# [WHAT NEEDS TO BE DONE]
Every entry below must be repeated exactly; skip the pictures.

# [SUPPLIED ENTRIES]
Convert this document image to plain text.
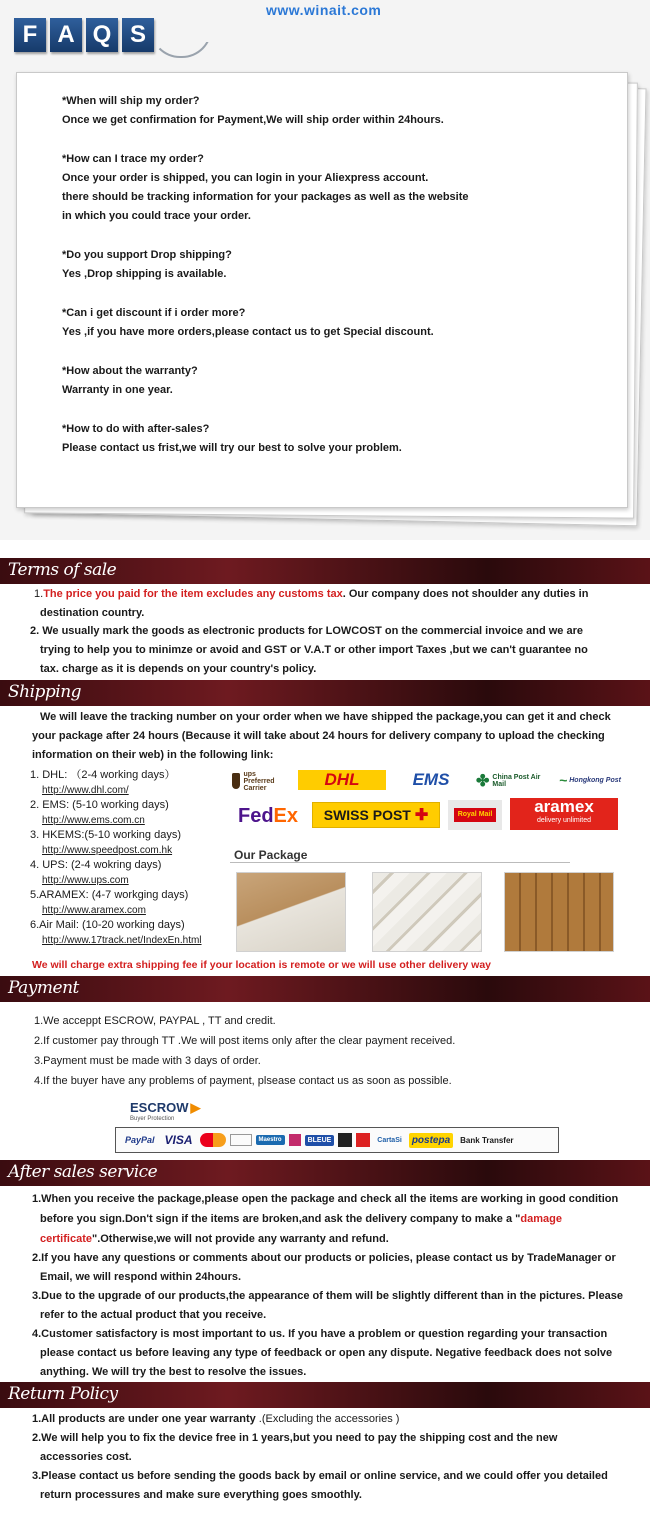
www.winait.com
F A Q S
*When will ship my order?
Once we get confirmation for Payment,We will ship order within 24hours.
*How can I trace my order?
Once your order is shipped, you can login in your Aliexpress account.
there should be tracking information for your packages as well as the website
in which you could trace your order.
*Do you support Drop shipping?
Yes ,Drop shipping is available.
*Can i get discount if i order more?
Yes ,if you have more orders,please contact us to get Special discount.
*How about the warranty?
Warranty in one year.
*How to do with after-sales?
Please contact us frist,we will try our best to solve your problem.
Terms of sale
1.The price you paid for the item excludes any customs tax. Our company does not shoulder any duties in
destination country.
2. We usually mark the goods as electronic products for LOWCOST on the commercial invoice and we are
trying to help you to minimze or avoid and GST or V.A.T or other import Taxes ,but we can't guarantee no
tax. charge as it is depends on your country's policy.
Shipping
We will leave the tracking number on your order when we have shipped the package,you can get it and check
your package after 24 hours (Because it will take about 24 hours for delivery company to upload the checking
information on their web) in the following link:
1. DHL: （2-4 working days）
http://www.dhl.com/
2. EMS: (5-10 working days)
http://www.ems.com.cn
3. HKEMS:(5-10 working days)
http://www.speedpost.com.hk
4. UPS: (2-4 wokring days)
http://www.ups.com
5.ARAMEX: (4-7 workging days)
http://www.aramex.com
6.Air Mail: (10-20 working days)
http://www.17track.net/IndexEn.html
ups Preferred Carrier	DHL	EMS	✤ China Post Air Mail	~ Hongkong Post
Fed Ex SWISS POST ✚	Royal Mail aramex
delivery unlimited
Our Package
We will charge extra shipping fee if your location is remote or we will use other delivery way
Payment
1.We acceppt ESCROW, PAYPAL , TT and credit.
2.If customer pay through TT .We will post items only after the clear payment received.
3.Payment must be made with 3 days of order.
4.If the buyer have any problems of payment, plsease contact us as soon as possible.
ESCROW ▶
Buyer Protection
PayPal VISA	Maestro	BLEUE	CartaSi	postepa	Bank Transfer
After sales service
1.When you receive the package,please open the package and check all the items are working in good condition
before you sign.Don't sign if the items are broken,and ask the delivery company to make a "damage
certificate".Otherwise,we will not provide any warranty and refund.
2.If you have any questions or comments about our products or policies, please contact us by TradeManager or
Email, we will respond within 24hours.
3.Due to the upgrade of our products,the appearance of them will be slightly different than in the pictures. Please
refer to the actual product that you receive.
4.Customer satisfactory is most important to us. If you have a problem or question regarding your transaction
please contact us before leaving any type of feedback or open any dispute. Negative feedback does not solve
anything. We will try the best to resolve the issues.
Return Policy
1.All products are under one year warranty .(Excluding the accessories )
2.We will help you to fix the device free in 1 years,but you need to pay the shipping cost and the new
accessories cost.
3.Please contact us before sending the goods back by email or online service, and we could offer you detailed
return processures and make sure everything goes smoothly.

# [OUTPUT OF THE TASK]
Convert this document image to plain text.
www.winait.com
F A Q S
*When will ship my order?
Once we get confirmation for Payment,We will ship order within 24hours.
*How can I trace my order?
Once your order is shipped, you can login in your Aliexpress account.
there should be tracking information for your packages as well as the website
in which you could trace your order.
*Do you support Drop shipping?
Yes ,Drop shipping is available.
*Can i get discount if i order more?
Yes ,if you have more orders,please contact us to get Special discount.
*How about the warranty?
Warranty in one year.
*How to do with after-sales?
Please contact us frist,we will try our best to solve your problem.
Terms of sale
1.The price you paid for the item excludes any customs tax. Our company does not shoulder any duties in
destination country.
2. We usually mark the goods as electronic products for LOWCOST on the commercial invoice and we are
trying to help you to minimze or avoid and GST or V.A.T or other import Taxes ,but we can't guarantee no
tax. charge as it is depends on your country's policy.
Shipping
We will leave the tracking number on your order when we have shipped the package,you can get it and check
your package after 24 hours (Because it will take about 24 hours for delivery company to upload the checking
information on their web) in the following link:
1. DHL: （2-4 working days）
http://www.dhl.com/
2. EMS: (5-10 working days)
http://www.ems.com.cn
3. HKEMS:(5-10 working days)
http://www.speedpost.com.hk
4. UPS: (2-4 wokring days)
http://www.ups.com
5.ARAMEX: (4-7 workging days)
http://www.aramex.com
6.Air Mail: (10-20 working days)
http://www.17track.net/IndexEn.html
ups Preferred Carrier	DHL	EMS	✤ China Post Air Mail	~ Hongkong Post
Fed Ex SWISS POST ✚	Royal Mail aramex
delivery unlimited
Our Package
We will charge extra shipping fee if your location is remote or we will use other delivery way
Payment
1.We acceppt ESCROW, PAYPAL , TT and credit.
2.If customer pay through TT .We will post items only after the clear payment received.
3.Payment must be made with 3 days of order.
4.If the buyer have any problems of payment, plsease contact us as soon as possible.
ESCROW ▶
Buyer Protection
PayPal VISA	Maestro	BLEUE	CartaSi	postepa	Bank Transfer
After sales service
1.When you receive the package,please open the package and check all the items are working in good condition
before you sign.Don't sign if the items are broken,and ask the delivery company to make a "damage
certificate".Otherwise,we will not provide any warranty and refund.
2.If you have any questions or comments about our products or policies, please contact us by TradeManager or
Email, we will respond within 24hours.
3.Due to the upgrade of our products,the appearance of them will be slightly different than in the pictures. Please
refer to the actual product that you receive.
4.Customer satisfactory is most important to us. If you have a problem or question regarding your transaction
please contact us before leaving any type of feedback or open any dispute. Negative feedback does not solve
anything. We will try the best to resolve the issues.
Return Policy
1.All products are under one year warranty .(Excluding the accessories )
2.We will help you to fix the device free in 1 years,but you need to pay the shipping cost and the new
accessories cost.
3.Please contact us before sending the goods back by email or online service, and we could offer you detailed
return processures and make sure everything goes smoothly.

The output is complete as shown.